**PROBLEM STATEMENT**
Extract each line from the entries below that has the string "LONGUEUR" in it.
START PROVIDED ENTRIES
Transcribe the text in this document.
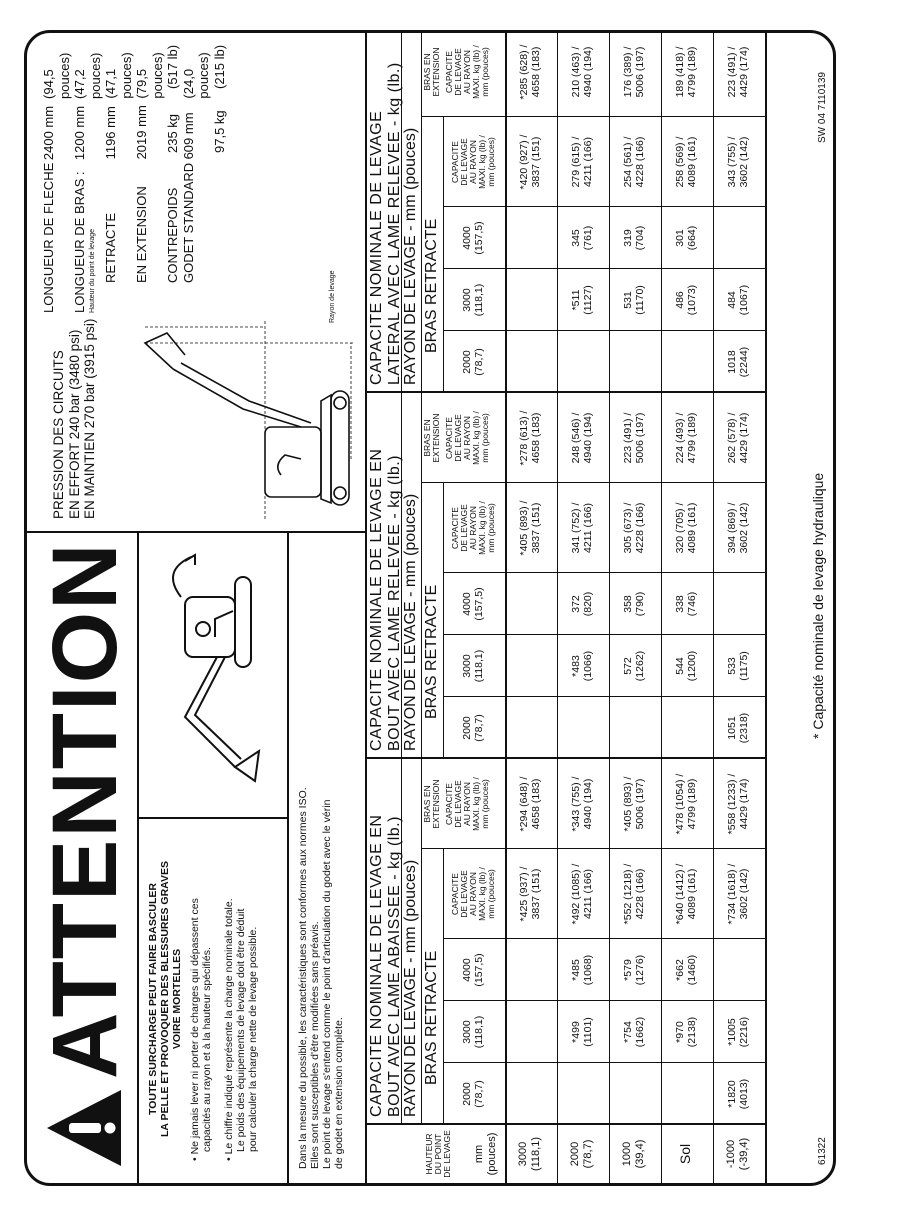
ATTENTION TOUTE SURCHARGE PEUT FAIRE BASCULER LA PELLE ET PROVOQUER DES BLESSURES GRAVES VOIRE MORTELLES • Ne jamais lever ni porter de charges qui dépassent ces capacités au rayon et à la hauteur spécifiés. • Le chiffre indiqué représente la charge nominale totale. Le poids des équipements de levage doit être déduit pour calculer la charge nette de levage possible.	Dans la mesure du possible, les caractéristiques sont conformes aux normes ISO. Elles sont susceptibles d'être modifiées sans préavis. Le point de levage s'entend comme le point d'articulation du godet avec le vérin de godet en extension complète.
PRESSION DES CIRCUITS EN EFFORT 240 bar (3480 psi) EN MAINTIEN 270 bar (3915 psi)
Rayon de levage
Hauteur du point de levage
LONGUEUR DE FLECHE
2400 mm
(94,5 pouces)
LONGUEUR DE BRAS :
1200 mm
(47,2 pouces)
RETRACTE
1196 mm
(47,1 pouces)
EN EXTENSION
2019 mm
(79,5 pouces)
CONTREPOIDS
235 kg
(517 lb)
GODET STANDARD
609 mm
(24,0 pouces)
97,5 kg
(215 lb)
HAUTEUR DU POINT DE LEVAGE mm (pouces) 3000 (118,1) 2000 (78,7) 1000 (39,4) Sol	-1000 (-39,4)
CAPACITE NOMINALE DE LEVAGE EN BOUT AVEC LAME ABAISSEE - kg (lb.) RAYON DE LEVAGE - mm (pouces) BRAS RETRACTE
BRAS EN EXTENSION
2000 (78,7)
3000 (118,1)
4000 (157,5)
CAPACITE DE LEVAGE AU RAYON MAXI. kg (lb) / mm (pouces)
CAPACITE DE LEVAGE AU RAYON MAXI. kg (lb) / mm (pouces)
*425 (937) / 3837 (151)
*294 (648) / 4658 (183)
*499 (1101)
*485 (1068)
*492 (1085) / 4211 (166)
*343 (755) / 4940 (194)
*754 (1662)
*579 (1276)
*552 (1218) / 4228 (166)
*405 (893) / 5006 (197)
*970 (2138)
*662 (1460)
*640 (1412) / 4089 (161)
*478 (1054) / 4799 (189)
*1820 (4013)
*1005 (2216)
*734 (1618) / 3602 (142)
*558 (1233) / 4429 (174)
CAPACITE NOMINALE DE LEVAGE EN BOUT AVEC LAME RELEVEE - kg (lb.) RAYON DE LEVAGE - mm (pouces) BRAS RETRACTE
BRAS EN EXTENSION
2000 (78,7)
3000 (118,1)
4000 (157,5)
CAPACITE DE LEVAGE AU RAYON MAXI. kg (lb) / mm (pouces)
CAPACITE DE LEVAGE AU RAYON MAXI. kg (lb) / mm (pouces)
*405 (893) / 3837 (151)
*278 (613) / 4658 (183)
*483 (1066)
372 (820)
341 (752) / 4211 (166)
248 (546) / 4940 (194)
572 (1262)
358 (790)
305 (673) / 4228 (166)
223 (491) / 5006 (197)
544 (1200)
338 (746)
320 (705) / 4089 (161)
224 (493) / 4799 (189)
1051 (2318)
533 (1175)
394 (869) / 3602 (142)
262 (578) / 4429 (174)
CAPACITE NOMINALE DE LEVAGE LATERAL AVEC LAME RELEVEE - kg (lb.) RAYON DE LEVAGE - mm (pouces) BRAS RETRACTE
BRAS EN EXTENSION
2000 (78,7)
3000 (118,1)
4000 (157,5)
CAPACITE DE LEVAGE AU RAYON MAXI. kg (lb) / mm (pouces)
CAPACITE DE LEVAGE AU RAYON MAXI. kg (lb) / mm (pouces)
*420 (927) / 3837 (151)
*285 (628) / 4658 (183)
*511 (1127)
345 (761)
279 (615) / 4211 (166)
210 (463) / 4940 (194)
531 (1170)
319 (704)
254 (561) / 4228 (166)
176 (389) / 5006 (197)
486 (1073)
301 (664)
258 (569) / 4089 (161)
189 (418) / 4799 (189)
1018 (2244)
484 (1067)
343 (755) / 3602 (142)
223 (491) / 4429 (174)
61322
* Capacité nominale de levage hydraulique
SW 04 7110139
END PROVIDED ENTRIES
**SOLUTION TO THIS PROBLEM**
LONGUEUR DE FLECHE
LONGUEUR DE BRAS :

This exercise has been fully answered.